**Directions**
Print all of the data exactly, but drop the pictures.

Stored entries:
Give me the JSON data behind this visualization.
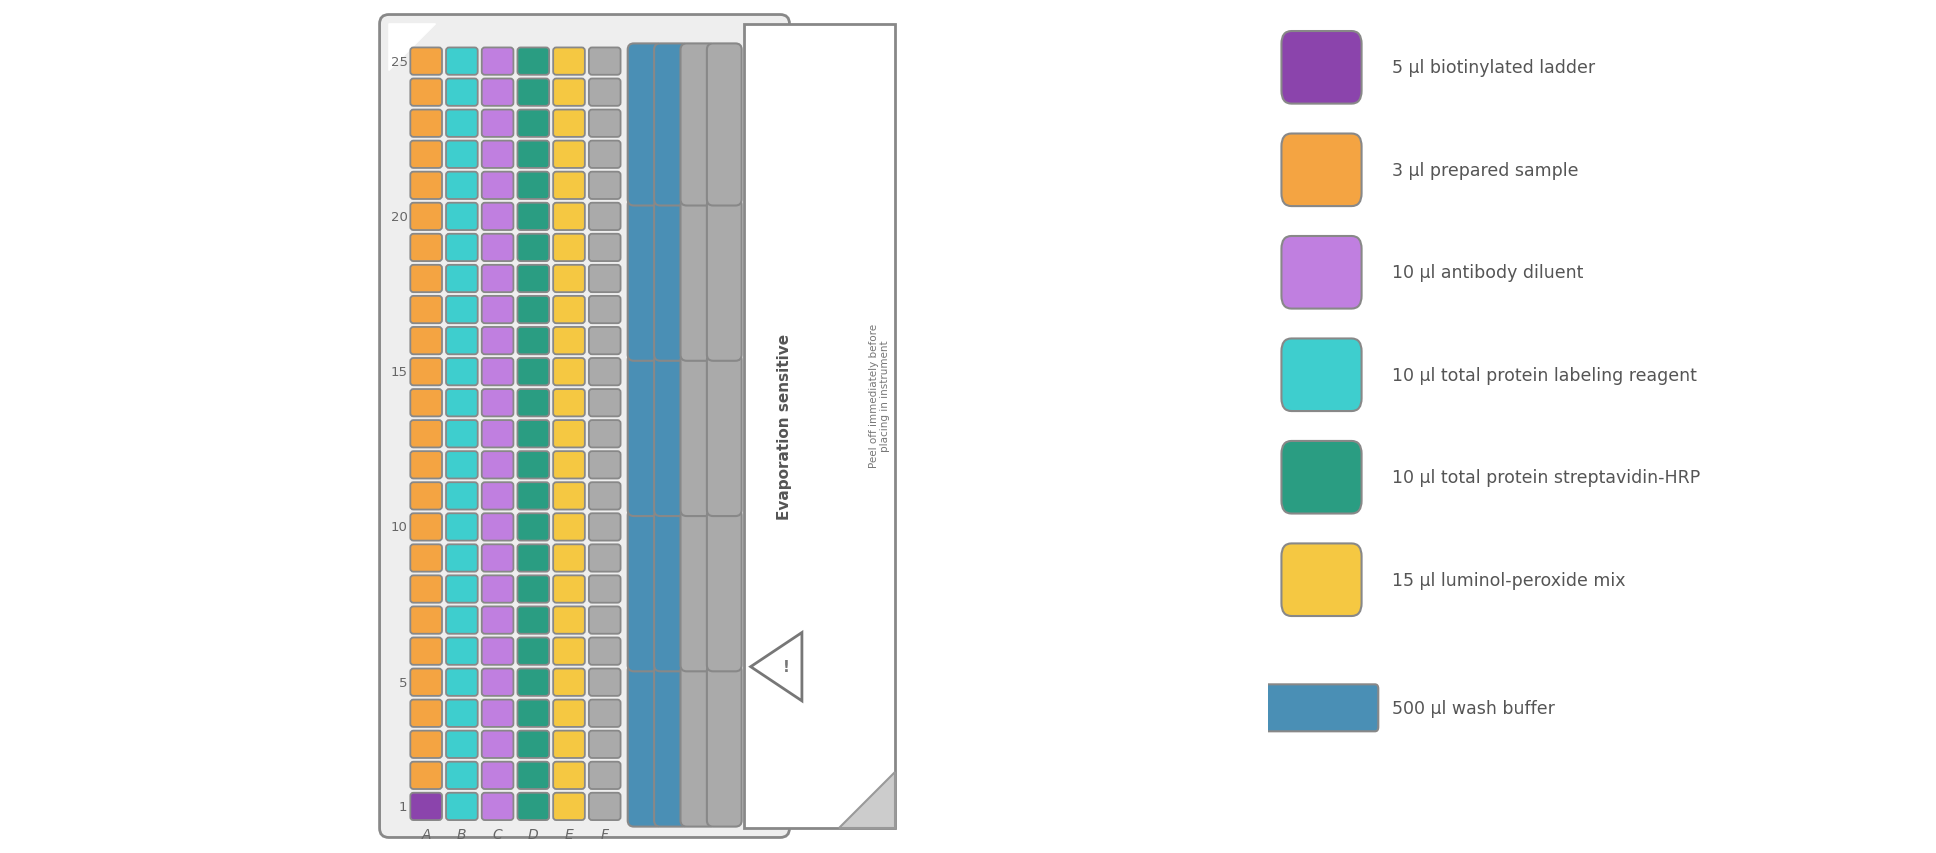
{
  "fig_width": 19.36,
  "fig_height": 8.54,
  "n_rows": 25,
  "columns": [
    {
      "name": "A",
      "color": "#F4A442",
      "outline": "#888888",
      "row1_color": "#8B44AC",
      "row1_outline": "#888888"
    },
    {
      "name": "B",
      "color": "#3ECECE",
      "outline": "#888888"
    },
    {
      "name": "C",
      "color": "#C07FE0",
      "outline": "#888888"
    },
    {
      "name": "D",
      "color": "#2A9D82",
      "outline": "#888888"
    },
    {
      "name": "E",
      "color": "#F5C842",
      "outline": "#888888"
    },
    {
      "name": "F",
      "color": "#AAAAAA",
      "outline": "#888888"
    }
  ],
  "wash_blue_color": "#4A8FB5",
  "wash_blue_outline": "#888888",
  "wash_gray_color": "#AAAAAA",
  "wash_gray_outline": "#888888",
  "row_labels": [
    1,
    5,
    10,
    15,
    20,
    25
  ],
  "col_labels": [
    "A",
    "B",
    "C",
    "D",
    "E",
    "F"
  ],
  "legend_items": [
    {
      "color": "#8B44AC",
      "outline": "#888888",
      "label": "5 µl biotinylated ladder",
      "is_rect": false
    },
    {
      "color": "#F4A442",
      "outline": "#888888",
      "label": "3 µl prepared sample",
      "is_rect": false
    },
    {
      "color": "#C07FE0",
      "outline": "#888888",
      "label": "10 µl antibody diluent",
      "is_rect": false
    },
    {
      "color": "#3ECECE",
      "outline": "#888888",
      "label": "10 µl total protein labeling reagent",
      "is_rect": false
    },
    {
      "color": "#2A9D82",
      "outline": "#888888",
      "label": "10 µl total protein streptavidin-HRP",
      "is_rect": false
    },
    {
      "color": "#F5C842",
      "outline": "#888888",
      "label": "15 µl luminol-peroxide mix",
      "is_rect": false
    },
    {
      "color": "#4A8FB5",
      "outline": "#888888",
      "label": "500 µl wash buffer",
      "is_rect": true
    }
  ]
}
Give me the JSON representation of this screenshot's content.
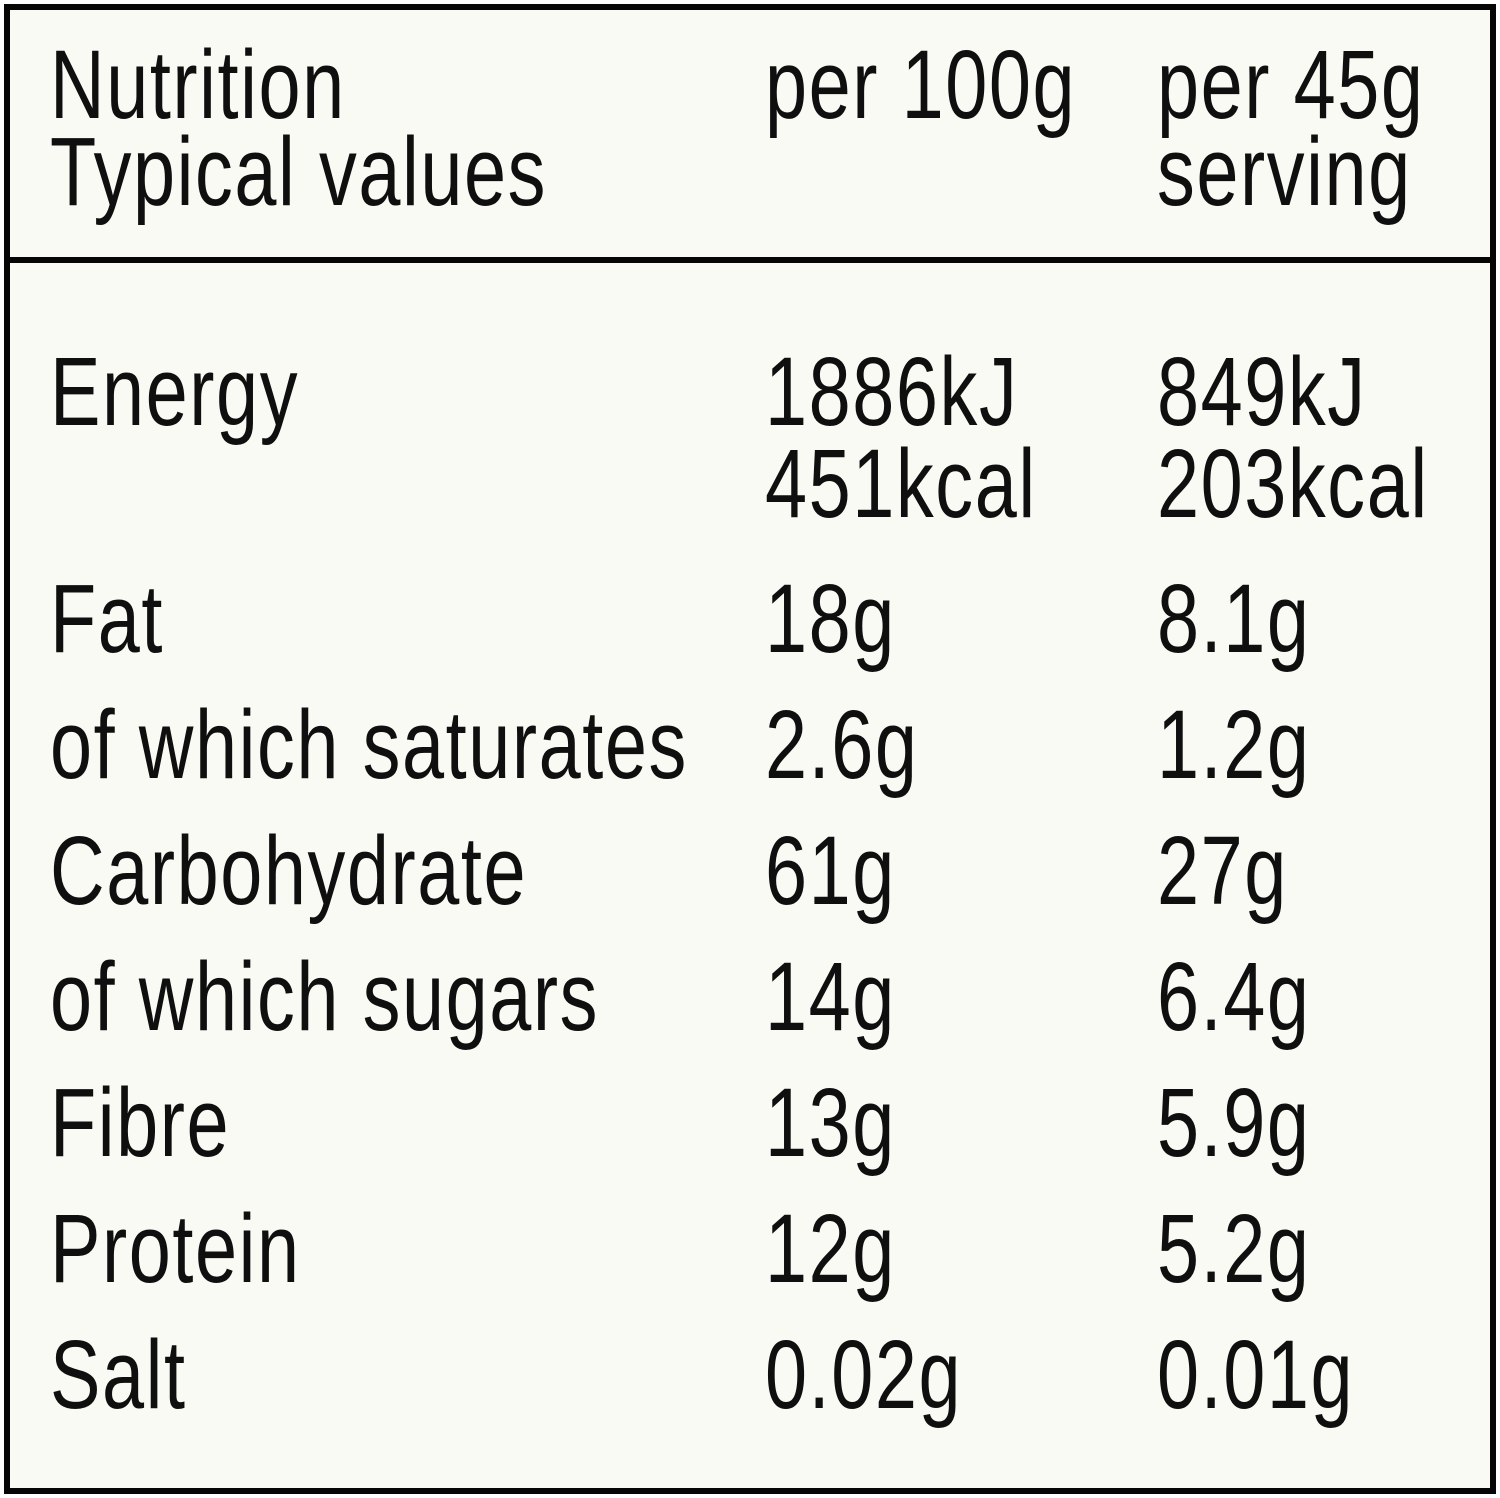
{
  "label": {
    "header": {
      "title_line1": "Nutrition",
      "title_line2": "Typical values",
      "per100_heading": "per 100g",
      "serving_heading_line1": "per 45g",
      "serving_heading_line2": "serving"
    },
    "rows": [
      {
        "name": "Energy",
        "per100g": "1886kJ",
        "per100g_2": "451kcal",
        "per_serving": "849kJ",
        "per_serving_2": "203kcal"
      },
      {
        "name": "Fat",
        "per100g": "18g",
        "per_serving": "8.1g"
      },
      {
        "name": "of which saturates",
        "per100g": "2.6g",
        "per_serving": "1.2g"
      },
      {
        "name": "Carbohydrate",
        "per100g": "61g",
        "per_serving": "27g"
      },
      {
        "name": "of which sugars",
        "per100g": "14g",
        "per_serving": "6.4g"
      },
      {
        "name": "Fibre",
        "per100g": "13g",
        "per_serving": "5.9g"
      },
      {
        "name": "Protein",
        "per100g": "12g",
        "per_serving": "5.2g"
      },
      {
        "name": "Salt",
        "per100g": "0.02g",
        "per_serving": "0.01g"
      }
    ],
    "colors": {
      "background": "#fafaf4",
      "text": "#0f0f0f",
      "border": "#060606"
    }
  }
}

**Result for this task**
Give me the JSON data behind this visualization.
{
  "fig_width": 19.36,
  "fig_height": 8.54,
  "n_rows": 25,
  "columns": [
    {
      "name": "A",
      "color": "#F4A442",
      "outline": "#888888",
      "row1_color": "#8B44AC",
      "row1_outline": "#888888"
    },
    {
      "name": "B",
      "color": "#3ECECE",
      "outline": "#888888"
    },
    {
      "name": "C",
      "color": "#C07FE0",
      "outline": "#888888"
    },
    {
      "name": "D",
      "color": "#2A9D82",
      "outline": "#888888"
    },
    {
      "name": "E",
      "color": "#F5C842",
      "outline": "#888888"
    },
    {
      "name": "F",
      "color": "#AAAAAA",
      "outline": "#888888"
    }
  ],
  "wash_blue_color": "#4A8FB5",
  "wash_blue_outline": "#888888",
  "wash_gray_color": "#AAAAAA",
  "wash_gray_outline": "#888888",
  "row_labels": [
    1,
    5,
    10,
    15,
    20,
    25
  ],
  "col_labels": [
    "A",
    "B",
    "C",
    "D",
    "E",
    "F"
  ],
  "legend_items": [
    {
      "color": "#8B44AC",
      "outline": "#888888",
      "label": "5 µl biotinylated ladder",
      "is_rect": false
    },
    {
      "color": "#F4A442",
      "outline": "#888888",
      "label": "3 µl prepared sample",
      "is_rect": false
    },
    {
      "color": "#C07FE0",
      "outline": "#888888",
      "label": "10 µl antibody diluent",
      "is_rect": false
    },
    {
      "color": "#3ECECE",
      "outline": "#888888",
      "label": "10 µl total protein labeling reagent",
      "is_rect": false
    },
    {
      "color": "#2A9D82",
      "outline": "#888888",
      "label": "10 µl total protein streptavidin-HRP",
      "is_rect": false
    },
    {
      "color": "#F5C842",
      "outline": "#888888",
      "label": "15 µl luminol-peroxide mix",
      "is_rect": false
    },
    {
      "color": "#4A8FB5",
      "outline": "#888888",
      "label": "500 µl wash buffer",
      "is_rect": true
    }
  ]
}
Give me the JSON representation of this screenshot's content.
{
  "label": {
    "header": {
      "title_line1": "Nutrition",
      "title_line2": "Typical values",
      "per100_heading": "per 100g",
      "serving_heading_line1": "per 45g",
      "serving_heading_line2": "serving"
    },
    "rows": [
      {
        "name": "Energy",
        "per100g": "1886kJ",
        "per100g_2": "451kcal",
        "per_serving": "849kJ",
        "per_serving_2": "203kcal"
      },
      {
        "name": "Fat",
        "per100g": "18g",
        "per_serving": "8.1g"
      },
      {
        "name": "of which saturates",
        "per100g": "2.6g",
        "per_serving": "1.2g"
      },
      {
        "name": "Carbohydrate",
        "per100g": "61g",
        "per_serving": "27g"
      },
      {
        "name": "of which sugars",
        "per100g": "14g",
        "per_serving": "6.4g"
      },
      {
        "name": "Fibre",
        "per100g": "13g",
        "per_serving": "5.9g"
      },
      {
        "name": "Protein",
        "per100g": "12g",
        "per_serving": "5.2g"
      },
      {
        "name": "Salt",
        "per100g": "0.02g",
        "per_serving": "0.01g"
      }
    ],
    "colors": {
      "background": "#fafaf4",
      "text": "#0f0f0f",
      "border": "#060606"
    }
  }
}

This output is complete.